Data entries:
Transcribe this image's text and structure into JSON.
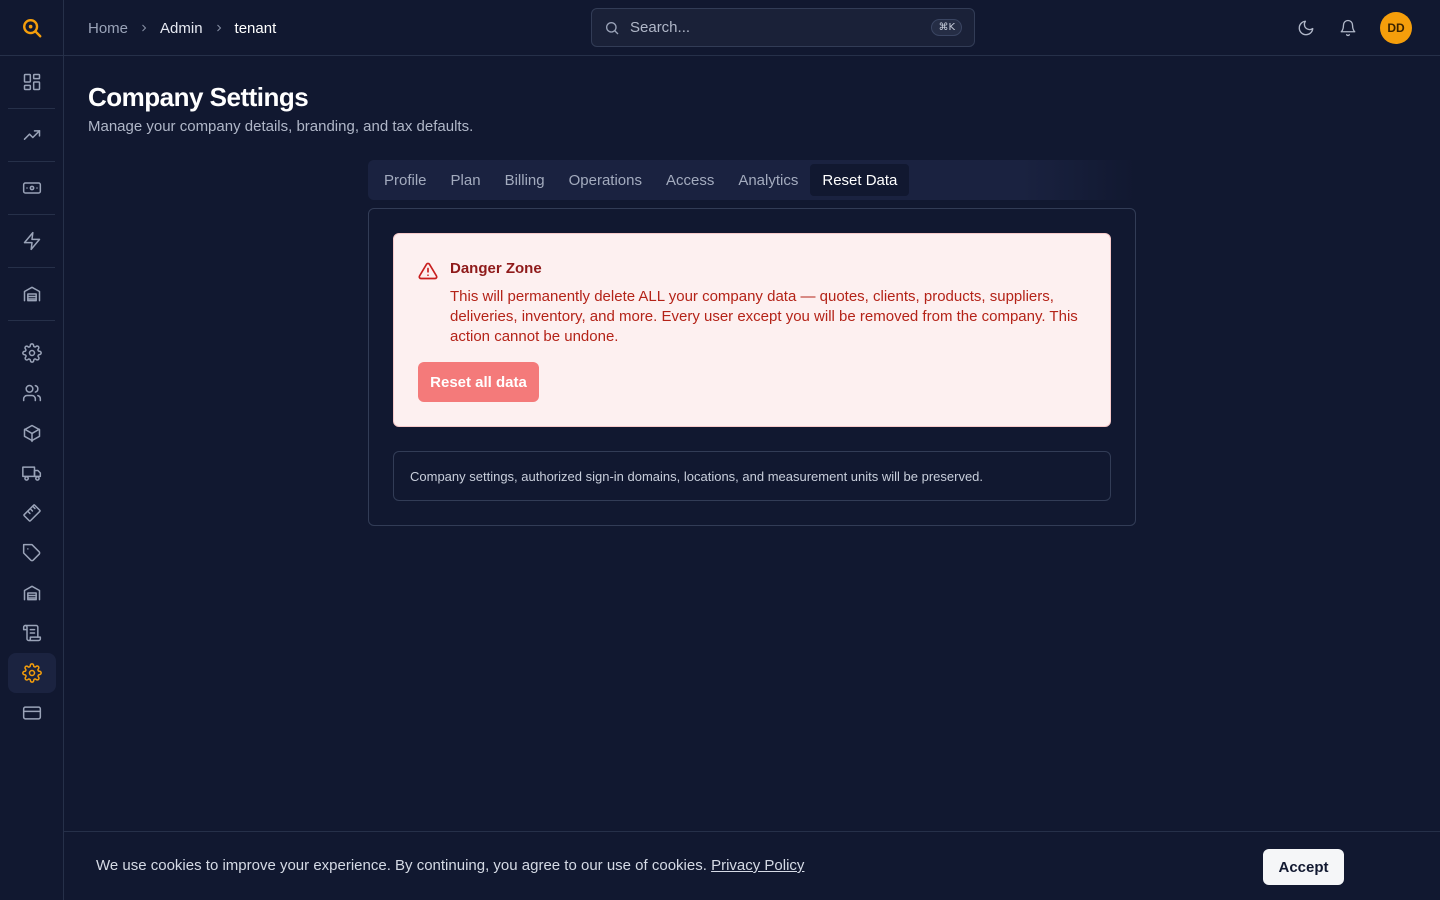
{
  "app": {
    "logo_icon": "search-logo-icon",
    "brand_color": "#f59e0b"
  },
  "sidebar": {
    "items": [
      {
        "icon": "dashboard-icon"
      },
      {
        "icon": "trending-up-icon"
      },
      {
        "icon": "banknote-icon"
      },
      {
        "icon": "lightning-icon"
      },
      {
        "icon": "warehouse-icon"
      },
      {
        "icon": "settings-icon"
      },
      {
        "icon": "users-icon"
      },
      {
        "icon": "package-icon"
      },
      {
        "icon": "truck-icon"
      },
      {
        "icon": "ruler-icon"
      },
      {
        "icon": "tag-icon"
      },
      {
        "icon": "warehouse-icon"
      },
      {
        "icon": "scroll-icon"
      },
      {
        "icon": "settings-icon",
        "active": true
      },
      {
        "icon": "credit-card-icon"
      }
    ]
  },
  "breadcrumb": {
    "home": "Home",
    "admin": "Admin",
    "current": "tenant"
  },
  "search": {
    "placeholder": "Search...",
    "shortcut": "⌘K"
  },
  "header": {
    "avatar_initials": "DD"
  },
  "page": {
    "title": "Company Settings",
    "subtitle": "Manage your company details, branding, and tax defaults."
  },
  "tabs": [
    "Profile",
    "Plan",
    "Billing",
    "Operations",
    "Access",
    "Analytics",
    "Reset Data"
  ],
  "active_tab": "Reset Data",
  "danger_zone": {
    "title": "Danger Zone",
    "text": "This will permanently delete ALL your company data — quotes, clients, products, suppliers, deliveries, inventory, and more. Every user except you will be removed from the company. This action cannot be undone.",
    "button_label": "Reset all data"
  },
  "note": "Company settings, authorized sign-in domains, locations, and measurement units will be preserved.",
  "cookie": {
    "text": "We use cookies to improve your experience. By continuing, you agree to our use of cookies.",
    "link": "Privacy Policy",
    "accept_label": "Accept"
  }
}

* Exercise aim: Take the entries shown above and quote them verbatim, passing over the pictures.

* Result of the task:
Transcribe this image's text and structure into JSON.
{
  "app": {
    "logo_icon": "search-logo-icon",
    "brand_color": "#f59e0b"
  },
  "sidebar": {
    "items": [
      {
        "icon": "dashboard-icon"
      },
      {
        "icon": "trending-up-icon"
      },
      {
        "icon": "banknote-icon"
      },
      {
        "icon": "lightning-icon"
      },
      {
        "icon": "warehouse-icon"
      },
      {
        "icon": "settings-icon"
      },
      {
        "icon": "users-icon"
      },
      {
        "icon": "package-icon"
      },
      {
        "icon": "truck-icon"
      },
      {
        "icon": "ruler-icon"
      },
      {
        "icon": "tag-icon"
      },
      {
        "icon": "warehouse-icon"
      },
      {
        "icon": "scroll-icon"
      },
      {
        "icon": "settings-icon",
        "active": true
      },
      {
        "icon": "credit-card-icon"
      }
    ]
  },
  "breadcrumb": {
    "home": "Home",
    "admin": "Admin",
    "current": "tenant"
  },
  "search": {
    "placeholder": "Search...",
    "shortcut": "⌘K"
  },
  "header": {
    "avatar_initials": "DD"
  },
  "page": {
    "title": "Company Settings",
    "subtitle": "Manage your company details, branding, and tax defaults."
  },
  "tabs": [
    "Profile",
    "Plan",
    "Billing",
    "Operations",
    "Access",
    "Analytics",
    "Reset Data"
  ],
  "active_tab": "Reset Data",
  "danger_zone": {
    "title": "Danger Zone",
    "text": "This will permanently delete ALL your company data — quotes, clients, products, suppliers, deliveries, inventory, and more. Every user except you will be removed from the company. This action cannot be undone.",
    "button_label": "Reset all data"
  },
  "note": "Company settings, authorized sign-in domains, locations, and measurement units will be preserved.",
  "cookie": {
    "text": "We use cookies to improve your experience. By continuing, you agree to our use of cookies.",
    "link": "Privacy Policy",
    "accept_label": "Accept"
  }
}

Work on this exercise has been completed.